• _Your task_: For the entries that follow, report how many lines include the word "მეტი" and add nothing.

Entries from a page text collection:

____________________

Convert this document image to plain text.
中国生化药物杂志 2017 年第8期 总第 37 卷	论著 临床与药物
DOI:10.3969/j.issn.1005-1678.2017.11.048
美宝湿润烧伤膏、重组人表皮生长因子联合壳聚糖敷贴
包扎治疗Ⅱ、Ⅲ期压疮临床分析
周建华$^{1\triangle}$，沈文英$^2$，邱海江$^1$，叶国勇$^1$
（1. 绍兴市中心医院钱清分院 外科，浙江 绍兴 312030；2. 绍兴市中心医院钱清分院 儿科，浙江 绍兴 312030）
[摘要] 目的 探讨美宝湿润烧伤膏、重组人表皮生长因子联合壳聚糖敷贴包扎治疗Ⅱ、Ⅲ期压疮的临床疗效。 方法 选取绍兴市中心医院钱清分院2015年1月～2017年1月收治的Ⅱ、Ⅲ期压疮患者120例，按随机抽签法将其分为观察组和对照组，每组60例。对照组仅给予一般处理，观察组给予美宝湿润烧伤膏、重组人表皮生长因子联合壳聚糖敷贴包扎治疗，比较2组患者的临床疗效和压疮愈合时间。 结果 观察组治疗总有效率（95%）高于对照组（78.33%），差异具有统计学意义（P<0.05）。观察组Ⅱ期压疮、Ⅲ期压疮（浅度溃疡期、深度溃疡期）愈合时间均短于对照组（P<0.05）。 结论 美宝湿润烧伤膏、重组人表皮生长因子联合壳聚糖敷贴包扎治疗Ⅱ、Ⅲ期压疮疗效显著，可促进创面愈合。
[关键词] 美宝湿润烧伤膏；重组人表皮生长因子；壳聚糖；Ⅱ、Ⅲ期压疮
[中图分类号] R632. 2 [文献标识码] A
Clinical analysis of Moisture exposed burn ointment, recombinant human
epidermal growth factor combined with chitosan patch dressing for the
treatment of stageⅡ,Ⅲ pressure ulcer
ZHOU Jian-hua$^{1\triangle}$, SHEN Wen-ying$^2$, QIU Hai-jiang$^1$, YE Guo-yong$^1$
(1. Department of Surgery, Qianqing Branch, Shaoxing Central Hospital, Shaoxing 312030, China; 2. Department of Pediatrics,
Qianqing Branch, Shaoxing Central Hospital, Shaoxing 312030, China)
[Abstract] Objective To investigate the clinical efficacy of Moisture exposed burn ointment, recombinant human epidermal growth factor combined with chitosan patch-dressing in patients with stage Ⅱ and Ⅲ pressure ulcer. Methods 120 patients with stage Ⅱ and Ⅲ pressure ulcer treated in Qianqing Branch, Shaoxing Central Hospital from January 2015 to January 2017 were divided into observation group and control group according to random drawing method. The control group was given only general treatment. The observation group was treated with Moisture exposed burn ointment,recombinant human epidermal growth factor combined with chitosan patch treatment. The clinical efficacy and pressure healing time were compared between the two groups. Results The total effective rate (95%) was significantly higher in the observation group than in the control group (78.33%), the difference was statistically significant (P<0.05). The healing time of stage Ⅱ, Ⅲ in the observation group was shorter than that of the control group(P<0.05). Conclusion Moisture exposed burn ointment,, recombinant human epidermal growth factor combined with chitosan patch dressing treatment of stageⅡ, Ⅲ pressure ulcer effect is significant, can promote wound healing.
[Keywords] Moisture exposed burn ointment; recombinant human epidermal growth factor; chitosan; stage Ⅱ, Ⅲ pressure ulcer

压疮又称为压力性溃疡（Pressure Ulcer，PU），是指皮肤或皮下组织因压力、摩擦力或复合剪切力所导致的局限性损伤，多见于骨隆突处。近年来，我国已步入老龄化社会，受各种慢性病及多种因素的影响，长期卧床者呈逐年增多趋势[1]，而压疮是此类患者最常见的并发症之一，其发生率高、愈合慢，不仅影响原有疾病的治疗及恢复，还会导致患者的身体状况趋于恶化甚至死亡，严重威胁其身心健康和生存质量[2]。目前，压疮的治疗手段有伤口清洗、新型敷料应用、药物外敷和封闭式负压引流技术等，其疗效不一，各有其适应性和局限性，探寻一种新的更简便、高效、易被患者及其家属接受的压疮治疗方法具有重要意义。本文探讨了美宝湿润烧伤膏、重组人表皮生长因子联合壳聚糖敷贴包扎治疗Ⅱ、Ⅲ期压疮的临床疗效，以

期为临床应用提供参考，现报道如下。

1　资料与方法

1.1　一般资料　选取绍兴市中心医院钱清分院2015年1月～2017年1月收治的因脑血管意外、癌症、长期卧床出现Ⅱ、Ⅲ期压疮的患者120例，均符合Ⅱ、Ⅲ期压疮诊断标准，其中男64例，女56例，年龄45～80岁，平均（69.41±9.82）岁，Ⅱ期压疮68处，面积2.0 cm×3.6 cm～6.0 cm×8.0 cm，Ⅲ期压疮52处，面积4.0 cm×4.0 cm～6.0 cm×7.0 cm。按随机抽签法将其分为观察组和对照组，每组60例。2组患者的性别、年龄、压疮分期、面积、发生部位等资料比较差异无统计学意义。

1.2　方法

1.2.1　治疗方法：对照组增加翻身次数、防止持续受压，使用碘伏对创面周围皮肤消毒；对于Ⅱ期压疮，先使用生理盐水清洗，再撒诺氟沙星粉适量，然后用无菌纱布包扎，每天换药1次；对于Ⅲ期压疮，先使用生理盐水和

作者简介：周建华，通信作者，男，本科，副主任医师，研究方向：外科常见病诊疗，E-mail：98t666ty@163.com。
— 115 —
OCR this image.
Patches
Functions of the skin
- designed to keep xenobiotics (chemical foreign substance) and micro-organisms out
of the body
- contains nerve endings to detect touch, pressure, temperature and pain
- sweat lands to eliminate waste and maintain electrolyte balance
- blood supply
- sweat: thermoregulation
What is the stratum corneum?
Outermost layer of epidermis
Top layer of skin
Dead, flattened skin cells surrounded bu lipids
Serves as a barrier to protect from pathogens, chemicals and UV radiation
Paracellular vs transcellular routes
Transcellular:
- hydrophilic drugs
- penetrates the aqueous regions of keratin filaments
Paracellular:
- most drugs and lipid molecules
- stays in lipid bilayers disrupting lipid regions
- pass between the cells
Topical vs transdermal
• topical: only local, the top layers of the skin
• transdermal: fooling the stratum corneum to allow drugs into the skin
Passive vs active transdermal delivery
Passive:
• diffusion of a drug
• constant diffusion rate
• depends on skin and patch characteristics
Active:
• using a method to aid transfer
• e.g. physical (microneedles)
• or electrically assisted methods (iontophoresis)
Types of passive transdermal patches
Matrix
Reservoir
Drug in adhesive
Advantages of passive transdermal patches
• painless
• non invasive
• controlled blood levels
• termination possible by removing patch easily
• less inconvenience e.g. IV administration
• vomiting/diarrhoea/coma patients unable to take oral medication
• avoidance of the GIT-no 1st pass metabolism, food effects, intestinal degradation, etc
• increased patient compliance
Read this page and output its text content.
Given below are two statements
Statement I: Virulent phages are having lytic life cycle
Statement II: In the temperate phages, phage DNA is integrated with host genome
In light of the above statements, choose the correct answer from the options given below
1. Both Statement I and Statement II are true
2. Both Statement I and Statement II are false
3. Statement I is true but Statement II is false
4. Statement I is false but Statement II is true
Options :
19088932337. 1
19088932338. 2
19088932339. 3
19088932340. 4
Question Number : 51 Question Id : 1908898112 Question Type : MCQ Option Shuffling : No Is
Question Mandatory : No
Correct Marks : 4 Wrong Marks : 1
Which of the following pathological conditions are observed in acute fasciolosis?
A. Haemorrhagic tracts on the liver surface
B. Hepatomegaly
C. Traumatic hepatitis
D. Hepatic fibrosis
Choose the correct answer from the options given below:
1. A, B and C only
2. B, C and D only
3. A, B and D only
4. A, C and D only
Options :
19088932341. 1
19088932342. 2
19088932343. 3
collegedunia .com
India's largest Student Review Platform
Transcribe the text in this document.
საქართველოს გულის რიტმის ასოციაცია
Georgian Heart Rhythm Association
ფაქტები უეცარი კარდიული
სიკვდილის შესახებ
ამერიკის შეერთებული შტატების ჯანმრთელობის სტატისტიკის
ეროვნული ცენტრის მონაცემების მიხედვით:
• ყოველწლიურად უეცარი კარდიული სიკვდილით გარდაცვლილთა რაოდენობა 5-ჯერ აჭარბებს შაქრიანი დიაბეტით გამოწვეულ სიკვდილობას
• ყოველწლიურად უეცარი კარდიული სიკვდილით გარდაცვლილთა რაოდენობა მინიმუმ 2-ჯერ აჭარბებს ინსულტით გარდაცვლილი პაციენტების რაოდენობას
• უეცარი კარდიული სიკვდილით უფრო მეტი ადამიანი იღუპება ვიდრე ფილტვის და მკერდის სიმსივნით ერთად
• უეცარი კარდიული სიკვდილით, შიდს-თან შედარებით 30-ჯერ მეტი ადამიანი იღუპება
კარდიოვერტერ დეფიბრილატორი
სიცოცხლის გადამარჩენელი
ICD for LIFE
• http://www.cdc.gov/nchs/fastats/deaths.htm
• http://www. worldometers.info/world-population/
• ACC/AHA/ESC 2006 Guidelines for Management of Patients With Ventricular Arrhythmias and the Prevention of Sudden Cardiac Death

____________________

• _Result of the exercise_: 2